> **Given information**:

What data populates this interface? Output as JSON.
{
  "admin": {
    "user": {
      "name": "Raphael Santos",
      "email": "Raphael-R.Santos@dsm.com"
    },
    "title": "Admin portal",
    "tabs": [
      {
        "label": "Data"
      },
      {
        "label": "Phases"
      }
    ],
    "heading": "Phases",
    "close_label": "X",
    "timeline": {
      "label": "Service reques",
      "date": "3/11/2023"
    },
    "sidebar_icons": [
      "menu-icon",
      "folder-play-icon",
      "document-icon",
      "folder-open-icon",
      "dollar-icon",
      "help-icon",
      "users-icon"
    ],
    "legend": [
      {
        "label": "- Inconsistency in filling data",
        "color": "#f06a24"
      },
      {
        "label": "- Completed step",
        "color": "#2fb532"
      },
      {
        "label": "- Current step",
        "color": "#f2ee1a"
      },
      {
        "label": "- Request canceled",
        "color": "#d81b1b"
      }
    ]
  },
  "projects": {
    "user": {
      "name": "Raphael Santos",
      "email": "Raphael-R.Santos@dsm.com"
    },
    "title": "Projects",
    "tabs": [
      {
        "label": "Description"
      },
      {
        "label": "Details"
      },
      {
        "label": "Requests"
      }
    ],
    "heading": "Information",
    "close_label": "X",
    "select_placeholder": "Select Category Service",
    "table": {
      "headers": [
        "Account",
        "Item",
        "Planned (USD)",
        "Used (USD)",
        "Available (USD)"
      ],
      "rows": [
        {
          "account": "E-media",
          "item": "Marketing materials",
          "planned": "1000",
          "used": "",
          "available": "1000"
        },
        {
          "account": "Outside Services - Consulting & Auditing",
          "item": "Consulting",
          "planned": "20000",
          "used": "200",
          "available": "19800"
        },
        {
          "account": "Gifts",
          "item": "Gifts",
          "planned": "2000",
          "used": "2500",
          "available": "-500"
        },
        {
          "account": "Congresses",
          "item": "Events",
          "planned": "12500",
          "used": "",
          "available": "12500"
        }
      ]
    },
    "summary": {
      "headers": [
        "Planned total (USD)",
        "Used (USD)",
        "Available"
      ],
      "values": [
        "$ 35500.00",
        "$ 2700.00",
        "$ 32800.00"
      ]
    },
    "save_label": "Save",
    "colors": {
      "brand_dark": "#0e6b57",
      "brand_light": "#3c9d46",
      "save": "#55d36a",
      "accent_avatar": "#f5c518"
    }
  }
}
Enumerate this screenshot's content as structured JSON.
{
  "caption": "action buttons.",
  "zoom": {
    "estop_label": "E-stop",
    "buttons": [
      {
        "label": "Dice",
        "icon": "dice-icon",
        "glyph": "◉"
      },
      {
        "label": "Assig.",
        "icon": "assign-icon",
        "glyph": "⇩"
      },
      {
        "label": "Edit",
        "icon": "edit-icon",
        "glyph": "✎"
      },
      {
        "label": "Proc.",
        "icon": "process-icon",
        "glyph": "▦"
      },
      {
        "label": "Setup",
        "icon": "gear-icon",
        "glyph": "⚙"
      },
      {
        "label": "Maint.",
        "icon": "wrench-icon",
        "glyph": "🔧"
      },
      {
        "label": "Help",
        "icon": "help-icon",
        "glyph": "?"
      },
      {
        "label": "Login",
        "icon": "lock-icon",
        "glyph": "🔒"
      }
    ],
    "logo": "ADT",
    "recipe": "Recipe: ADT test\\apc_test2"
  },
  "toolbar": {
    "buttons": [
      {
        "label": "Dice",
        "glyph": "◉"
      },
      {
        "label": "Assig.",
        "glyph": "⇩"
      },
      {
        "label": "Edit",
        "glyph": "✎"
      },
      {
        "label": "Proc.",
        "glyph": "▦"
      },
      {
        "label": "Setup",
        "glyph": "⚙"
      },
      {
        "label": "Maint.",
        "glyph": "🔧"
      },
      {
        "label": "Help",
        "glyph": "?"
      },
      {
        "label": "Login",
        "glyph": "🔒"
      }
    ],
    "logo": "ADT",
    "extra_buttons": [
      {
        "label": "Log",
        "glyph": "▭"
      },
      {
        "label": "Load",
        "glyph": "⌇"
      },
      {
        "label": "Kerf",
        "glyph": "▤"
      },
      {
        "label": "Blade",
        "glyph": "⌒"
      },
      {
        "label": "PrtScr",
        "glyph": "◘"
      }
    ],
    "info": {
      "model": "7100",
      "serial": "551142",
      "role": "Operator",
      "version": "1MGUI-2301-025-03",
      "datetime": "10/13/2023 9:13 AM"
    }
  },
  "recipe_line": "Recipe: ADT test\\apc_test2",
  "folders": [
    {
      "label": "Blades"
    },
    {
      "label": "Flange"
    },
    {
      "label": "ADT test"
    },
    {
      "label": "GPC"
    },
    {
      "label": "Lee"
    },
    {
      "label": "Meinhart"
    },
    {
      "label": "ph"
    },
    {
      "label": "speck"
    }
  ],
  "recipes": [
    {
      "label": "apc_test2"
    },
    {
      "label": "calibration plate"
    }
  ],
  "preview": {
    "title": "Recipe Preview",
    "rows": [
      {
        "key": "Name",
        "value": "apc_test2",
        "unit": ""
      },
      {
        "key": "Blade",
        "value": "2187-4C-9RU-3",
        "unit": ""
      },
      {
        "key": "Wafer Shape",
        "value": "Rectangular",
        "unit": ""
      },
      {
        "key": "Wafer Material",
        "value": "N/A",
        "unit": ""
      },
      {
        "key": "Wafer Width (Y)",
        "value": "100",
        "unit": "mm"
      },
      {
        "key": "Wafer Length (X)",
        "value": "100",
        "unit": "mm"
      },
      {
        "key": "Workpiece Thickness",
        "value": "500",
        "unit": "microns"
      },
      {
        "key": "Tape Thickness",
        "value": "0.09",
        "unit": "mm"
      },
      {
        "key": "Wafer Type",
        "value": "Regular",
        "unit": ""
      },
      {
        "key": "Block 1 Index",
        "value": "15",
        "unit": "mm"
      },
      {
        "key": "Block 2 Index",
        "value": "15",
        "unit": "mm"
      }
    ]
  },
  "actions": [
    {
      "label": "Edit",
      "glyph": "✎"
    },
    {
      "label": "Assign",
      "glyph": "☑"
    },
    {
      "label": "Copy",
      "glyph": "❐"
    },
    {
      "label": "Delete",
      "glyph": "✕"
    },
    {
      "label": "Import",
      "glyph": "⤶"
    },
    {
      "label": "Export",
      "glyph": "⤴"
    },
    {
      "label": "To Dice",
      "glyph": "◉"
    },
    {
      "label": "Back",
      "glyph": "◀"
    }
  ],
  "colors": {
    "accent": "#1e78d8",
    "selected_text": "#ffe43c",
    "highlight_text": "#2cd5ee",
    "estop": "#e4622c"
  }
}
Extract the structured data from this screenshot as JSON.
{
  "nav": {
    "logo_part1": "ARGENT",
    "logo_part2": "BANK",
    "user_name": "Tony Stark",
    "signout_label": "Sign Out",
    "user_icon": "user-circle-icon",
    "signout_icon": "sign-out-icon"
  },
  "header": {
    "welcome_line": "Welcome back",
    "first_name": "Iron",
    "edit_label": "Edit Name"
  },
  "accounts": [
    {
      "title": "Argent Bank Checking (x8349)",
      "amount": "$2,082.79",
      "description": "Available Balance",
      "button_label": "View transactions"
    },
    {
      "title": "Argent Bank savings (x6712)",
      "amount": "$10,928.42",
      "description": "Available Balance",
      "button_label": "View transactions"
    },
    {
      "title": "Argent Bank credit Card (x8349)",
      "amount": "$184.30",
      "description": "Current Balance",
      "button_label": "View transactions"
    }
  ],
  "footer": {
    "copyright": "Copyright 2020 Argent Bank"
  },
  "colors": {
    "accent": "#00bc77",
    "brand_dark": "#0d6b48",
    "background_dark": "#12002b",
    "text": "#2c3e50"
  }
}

> **Given task**:
Take the data above and return it exactly.

> **Reply**:
What data populates this interface? Output as JSON.
{
  "admin": {
    "user": {
      "name": "Raphael Santos",
      "email": "Raphael-R.Santos@dsm.com"
    },
    "title": "Admin portal",
    "tabs": [
      {
        "label": "Data"
      },
      {
        "label": "Phases"
      }
    ],
    "heading": "Phases",
    "close_label": "X",
    "timeline": {
      "label": "Service reques",
      "date": "3/11/2023"
    },
    "sidebar_icons": [
      "menu-icon",
      "folder-play-icon",
      "document-icon",
      "folder-open-icon",
      "dollar-icon",
      "help-icon",
      "users-icon"
    ],
    "legend": [
      {
        "label": "- Inconsistency in filling data",
        "color": "#f06a24"
      },
      {
        "label": "- Completed step",
        "color": "#2fb532"
      },
      {
        "label": "- Current step",
        "color": "#f2ee1a"
      },
      {
        "label": "- Request canceled",
        "color": "#d81b1b"
      }
    ]
  },
  "projects": {
    "user": {
      "name": "Raphael Santos",
      "email": "Raphael-R.Santos@dsm.com"
    },
    "title": "Projects",
    "tabs": [
      {
        "label": "Description"
      },
      {
        "label": "Details"
      },
      {
        "label": "Requests"
      }
    ],
    "heading": "Information",
    "close_label": "X",
    "select_placeholder": "Select Category Service",
    "table": {
      "headers": [
        "Account",
        "Item",
        "Planned (USD)",
        "Used (USD)",
        "Available (USD)"
      ],
      "rows": [
        {
          "account": "E-media",
          "item": "Marketing materials",
          "planned": "1000",
          "used": "",
          "available": "1000"
        },
        {
          "account": "Outside Services - Consulting & Auditing",
          "item": "Consulting",
          "planned": "20000",
          "used": "200",
          "available": "19800"
        },
        {
          "account": "Gifts",
          "item": "Gifts",
          "planned": "2000",
          "used": "2500",
          "available": "-500"
        },
        {
          "account": "Congresses",
          "item": "Events",
          "planned": "12500",
          "used": "",
          "available": "12500"
        }
      ]
    },
    "summary": {
      "headers": [
        "Planned total (USD)",
        "Used (USD)",
        "Available"
      ],
      "values": [
        "$ 35500.00",
        "$ 2700.00",
        "$ 32800.00"
      ]
    },
    "save_label": "Save",
    "colors": {
      "brand_dark": "#0e6b57",
      "brand_light": "#3c9d46",
      "save": "#55d36a",
      "accent_avatar": "#f5c518"
    }
  }
}
Enumerate this screenshot's content as structured JSON.
{
  "caption": "action buttons.",
  "zoom": {
    "estop_label": "E-stop",
    "buttons": [
      {
        "label": "Dice",
        "icon": "dice-icon",
        "glyph": "◉"
      },
      {
        "label": "Assig.",
        "icon": "assign-icon",
        "glyph": "⇩"
      },
      {
        "label": "Edit",
        "icon": "edit-icon",
        "glyph": "✎"
      },
      {
        "label": "Proc.",
        "icon": "process-icon",
        "glyph": "▦"
      },
      {
        "label": "Setup",
        "icon": "gear-icon",
        "glyph": "⚙"
      },
      {
        "label": "Maint.",
        "icon": "wrench-icon",
        "glyph": "🔧"
      },
      {
        "label": "Help",
        "icon": "help-icon",
        "glyph": "?"
      },
      {
        "label": "Login",
        "icon": "lock-icon",
        "glyph": "🔒"
      }
    ],
    "logo": "ADT",
    "recipe": "Recipe: ADT test\\apc_test2"
  },
  "toolbar": {
    "buttons": [
      {
        "label": "Dice",
        "glyph": "◉"
      },
      {
        "label": "Assig.",
        "glyph": "⇩"
      },
      {
        "label": "Edit",
        "glyph": "✎"
      },
      {
        "label": "Proc.",
        "glyph": "▦"
      },
      {
        "label": "Setup",
        "glyph": "⚙"
      },
      {
        "label": "Maint.",
        "glyph": "🔧"
      },
      {
        "label": "Help",
        "glyph": "?"
      },
      {
        "label": "Login",
        "glyph": "🔒"
      }
    ],
    "logo": "ADT",
    "extra_buttons": [
      {
        "label": "Log",
        "glyph": "▭"
      },
      {
        "label": "Load",
        "glyph": "⌇"
      },
      {
        "label": "Kerf",
        "glyph": "▤"
      },
      {
        "label": "Blade",
        "glyph": "⌒"
      },
      {
        "label": "PrtScr",
        "glyph": "◘"
      }
    ],
    "info": {
      "model": "7100",
      "serial": "551142",
      "role": "Operator",
      "version": "1MGUI-2301-025-03",
      "datetime": "10/13/2023 9:13 AM"
    }
  },
  "recipe_line": "Recipe: ADT test\\apc_test2",
  "folders": [
    {
      "label": "Blades"
    },
    {
      "label": "Flange"
    },
    {
      "label": "ADT test"
    },
    {
      "label": "GPC"
    },
    {
      "label": "Lee"
    },
    {
      "label": "Meinhart"
    },
    {
      "label": "ph"
    },
    {
      "label": "speck"
    }
  ],
  "recipes": [
    {
      "label": "apc_test2"
    },
    {
      "label": "calibration plate"
    }
  ],
  "preview": {
    "title": "Recipe Preview",
    "rows": [
      {
        "key": "Name",
        "value": "apc_test2",
        "unit": ""
      },
      {
        "key": "Blade",
        "value": "2187-4C-9RU-3",
        "unit": ""
      },
      {
        "key": "Wafer Shape",
        "value": "Rectangular",
        "unit": ""
      },
      {
        "key": "Wafer Material",
        "value": "N/A",
        "unit": ""
      },
      {
        "key": "Wafer Width (Y)",
        "value": "100",
        "unit": "mm"
      },
      {
        "key": "Wafer Length (X)",
        "value": "100",
        "unit": "mm"
      },
      {
        "key": "Workpiece Thickness",
        "value": "500",
        "unit": "microns"
      },
      {
        "key": "Tape Thickness",
        "value": "0.09",
        "unit": "mm"
      },
      {
        "key": "Wafer Type",
        "value": "Regular",
        "unit": ""
      },
      {
        "key": "Block 1 Index",
        "value": "15",
        "unit": "mm"
      },
      {
        "key": "Block 2 Index",
        "value": "15",
        "unit": "mm"
      }
    ]
  },
  "actions": [
    {
      "label": "Edit",
      "glyph": "✎"
    },
    {
      "label": "Assign",
      "glyph": "☑"
    },
    {
      "label": "Copy",
      "glyph": "❐"
    },
    {
      "label": "Delete",
      "glyph": "✕"
    },
    {
      "label": "Import",
      "glyph": "⤶"
    },
    {
      "label": "Export",
      "glyph": "⤴"
    },
    {
      "label": "To Dice",
      "glyph": "◉"
    },
    {
      "label": "Back",
      "glyph": "◀"
    }
  ],
  "colors": {
    "accent": "#1e78d8",
    "selected_text": "#ffe43c",
    "highlight_text": "#2cd5ee",
    "estop": "#e4622c"
  }
}
Extract the structured data from this screenshot as JSON.
{
  "nav": {
    "logo_part1": "ARGENT",
    "logo_part2": "BANK",
    "user_name": "Tony Stark",
    "signout_label": "Sign Out",
    "user_icon": "user-circle-icon",
    "signout_icon": "sign-out-icon"
  },
  "header": {
    "welcome_line": "Welcome back",
    "first_name": "Iron",
    "edit_label": "Edit Name"
  },
  "accounts": [
    {
      "title": "Argent Bank Checking (x8349)",
      "amount": "$2,082.79",
      "description": "Available Balance",
      "button_label": "View transactions"
    },
    {
      "title": "Argent Bank savings (x6712)",
      "amount": "$10,928.42",
      "description": "Available Balance",
      "button_label": "View transactions"
    },
    {
      "title": "Argent Bank credit Card (x8349)",
      "amount": "$184.30",
      "description": "Current Balance",
      "button_label": "View transactions"
    }
  ],
  "footer": {
    "copyright": "Copyright 2020 Argent Bank"
  },
  "colors": {
    "accent": "#00bc77",
    "brand_dark": "#0d6b48",
    "background_dark": "#12002b",
    "text": "#2c3e50"
  }
}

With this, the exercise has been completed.